表示テキスト →
:::
11月5日〜8日にかけて群馬県前橋市・ヤマダグリーンドーム前橋にて開催予定の『2020全日本自転車競技選手権トラック』。
この大会の正式名称は『第89回 全日本自転車競技選手権大会 トラック・レース(エリート・パラサイクリング)』だ。この大会ではエリートカテゴリのトラック競技、パラサイクリングも実施される。
大会数の少ないトラック競技だが、パラサイクリングともなると、さらに目にする機会が少なくなる。その貴重な機会となる今大会で、パラサイクリングも一緒に楽しんでもらうためのとっかかりとしてこの記事をお読みいただければ幸いだ。
パラサイクリングってどんなもの?
障害を持つ選手による自転車競技「パラサイクリング」。参加する選手の障害の種類は大まかに四肢障害(切断、機能障害)、脳性麻痺、視覚障害、下半身不随に分かれ、その度合いによってさらに分類される。
:::
入力データ →
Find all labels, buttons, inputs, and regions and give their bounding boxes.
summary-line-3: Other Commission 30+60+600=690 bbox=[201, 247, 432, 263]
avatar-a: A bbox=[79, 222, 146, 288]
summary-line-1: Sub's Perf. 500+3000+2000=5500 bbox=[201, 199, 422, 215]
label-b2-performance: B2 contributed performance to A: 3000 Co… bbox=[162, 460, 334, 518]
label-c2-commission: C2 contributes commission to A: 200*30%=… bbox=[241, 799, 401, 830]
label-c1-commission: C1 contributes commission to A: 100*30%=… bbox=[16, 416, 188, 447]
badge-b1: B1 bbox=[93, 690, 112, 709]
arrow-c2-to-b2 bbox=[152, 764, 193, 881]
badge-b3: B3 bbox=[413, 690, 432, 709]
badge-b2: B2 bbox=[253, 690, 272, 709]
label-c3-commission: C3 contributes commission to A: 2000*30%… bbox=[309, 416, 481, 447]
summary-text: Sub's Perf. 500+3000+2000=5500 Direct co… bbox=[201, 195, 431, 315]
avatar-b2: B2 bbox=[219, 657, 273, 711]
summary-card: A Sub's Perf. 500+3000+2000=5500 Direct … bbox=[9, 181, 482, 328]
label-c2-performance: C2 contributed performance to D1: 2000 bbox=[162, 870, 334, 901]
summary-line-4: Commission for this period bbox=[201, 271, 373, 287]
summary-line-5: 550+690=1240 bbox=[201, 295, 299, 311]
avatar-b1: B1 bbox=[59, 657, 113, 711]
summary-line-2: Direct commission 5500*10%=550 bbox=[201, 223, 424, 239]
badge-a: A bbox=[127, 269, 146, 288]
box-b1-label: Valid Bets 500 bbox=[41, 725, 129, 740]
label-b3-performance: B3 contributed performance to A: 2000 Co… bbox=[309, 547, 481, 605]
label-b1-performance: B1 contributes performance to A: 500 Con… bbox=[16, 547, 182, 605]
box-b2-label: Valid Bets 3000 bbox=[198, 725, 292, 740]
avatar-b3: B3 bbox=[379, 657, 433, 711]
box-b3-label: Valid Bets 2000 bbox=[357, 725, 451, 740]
:::
課題の指示 →
**A)** 全日本自転車競技選手権の紹介文から、「11月5日〜8日にかけて群馬」を含む箇所で始め、「をお読みいただければ幸いだ。」で終わる部分を一字一句変えずに書き出してください。
**B)** 全日本自転車競技選手権の紹介文によると、この大会はどこで開催される予定ですか。

課題の解答 →
**A)**
11月5日〜8日にかけて群馬県前橋市・ヤマダグリーンドーム前橋にて開催予定の『2020全日本自転車競技選手権トラック』。
この大会の正式名称は『第89回 全日本自転車競技選手権大会 トラック・レース(エリート・パラサイクリング)』だ。この大会ではエリートカテゴリのトラック競技、パラサイクリングも実施される。
大会数の少ないトラック競技だが、パラサイクリングともなると、さらに目にする機会が少なくなる。その貴重な機会となる今大会で、パラサイクリングも一緒に楽しんでもらうためのとっかかりとしてこの記事をお読みいただければ幸いだ。

**B)** 群馬県前橋市のヤマダグリーンドーム前橋です。